> [Exercise description]:
Omit any picture, and return the remaining data exactly as written.

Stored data
▬▬▬▬▬▬

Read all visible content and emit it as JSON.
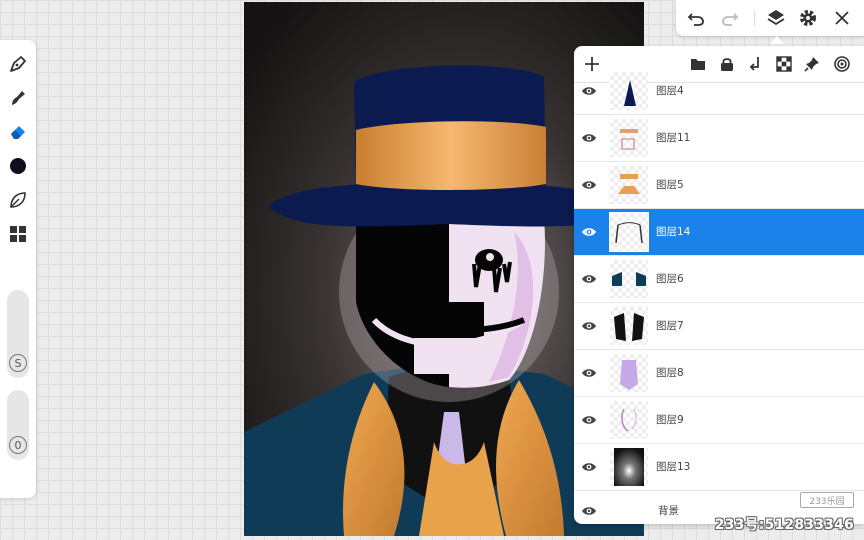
{
  "tools": [
    {
      "name": "pen-tool",
      "icon": "pen-nib-icon"
    },
    {
      "name": "smudge-tool",
      "icon": "smudge-icon"
    },
    {
      "name": "eraser-tool",
      "icon": "eraser-icon"
    },
    {
      "name": "color-swatch",
      "icon": "color-circle-icon",
      "color": "#0e1020"
    },
    {
      "name": "leaf-tool",
      "icon": "leaf-icon"
    },
    {
      "name": "grid-tool",
      "icon": "grid-icon"
    }
  ],
  "sliders": {
    "size_badge": "S",
    "opacity_badge": "0"
  },
  "topbar": {
    "icons": [
      "undo-icon",
      "redo-icon",
      "layers-icon",
      "gear-icon",
      "close-icon"
    ]
  },
  "layer_panel": {
    "header_icons": [
      "plus-icon",
      "folder-icon",
      "lock-icon",
      "merge-down-icon",
      "checker-icon",
      "pin-icon",
      "target-icon"
    ],
    "layers": [
      {
        "name": "图层4",
        "visible": true,
        "selected": false
      },
      {
        "name": "图层11",
        "visible": true,
        "selected": false
      },
      {
        "name": "图层5",
        "visible": true,
        "selected": false
      },
      {
        "name": "图层14",
        "visible": true,
        "selected": true
      },
      {
        "name": "图层6",
        "visible": true,
        "selected": false
      },
      {
        "name": "图层7",
        "visible": true,
        "selected": false
      },
      {
        "name": "图层8",
        "visible": true,
        "selected": false
      },
      {
        "name": "图层9",
        "visible": true,
        "selected": false
      },
      {
        "name": "图层13",
        "visible": true,
        "selected": false
      },
      {
        "name": "背景",
        "visible": true,
        "selected": false
      }
    ]
  },
  "colors": {
    "accent": "#1a82e8",
    "hat": "#0b1a4f",
    "band": "#e19a4a",
    "face_light": "#f2e8f2",
    "jacket": "#0f3b57"
  },
  "watermark": {
    "text": "233号:512833346",
    "logo": "233乐园"
  }
}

▬▬▬▬▬▬

> [Task solution]:
Read all visible content and emit it as JSON.
{
  "tools": [
    {
      "name": "pen-tool",
      "icon": "pen-nib-icon"
    },
    {
      "name": "smudge-tool",
      "icon": "smudge-icon"
    },
    {
      "name": "eraser-tool",
      "icon": "eraser-icon"
    },
    {
      "name": "color-swatch",
      "icon": "color-circle-icon",
      "color": "#0e1020"
    },
    {
      "name": "leaf-tool",
      "icon": "leaf-icon"
    },
    {
      "name": "grid-tool",
      "icon": "grid-icon"
    }
  ],
  "sliders": {
    "size_badge": "S",
    "opacity_badge": "0"
  },
  "topbar": {
    "icons": [
      "undo-icon",
      "redo-icon",
      "layers-icon",
      "gear-icon",
      "close-icon"
    ]
  },
  "layer_panel": {
    "header_icons": [
      "plus-icon",
      "folder-icon",
      "lock-icon",
      "merge-down-icon",
      "checker-icon",
      "pin-icon",
      "target-icon"
    ],
    "layers": [
      {
        "name": "图层4",
        "visible": true,
        "selected": false
      },
      {
        "name": "图层11",
        "visible": true,
        "selected": false
      },
      {
        "name": "图层5",
        "visible": true,
        "selected": false
      },
      {
        "name": "图层14",
        "visible": true,
        "selected": true
      },
      {
        "name": "图层6",
        "visible": true,
        "selected": false
      },
      {
        "name": "图层7",
        "visible": true,
        "selected": false
      },
      {
        "name": "图层8",
        "visible": true,
        "selected": false
      },
      {
        "name": "图层9",
        "visible": true,
        "selected": false
      },
      {
        "name": "图层13",
        "visible": true,
        "selected": false
      },
      {
        "name": "背景",
        "visible": true,
        "selected": false
      }
    ]
  },
  "colors": {
    "accent": "#1a82e8",
    "hat": "#0b1a4f",
    "band": "#e19a4a",
    "face_light": "#f2e8f2",
    "jacket": "#0f3b57"
  },
  "watermark": {
    "text": "233号:512833346",
    "logo": "233乐园"
  }
}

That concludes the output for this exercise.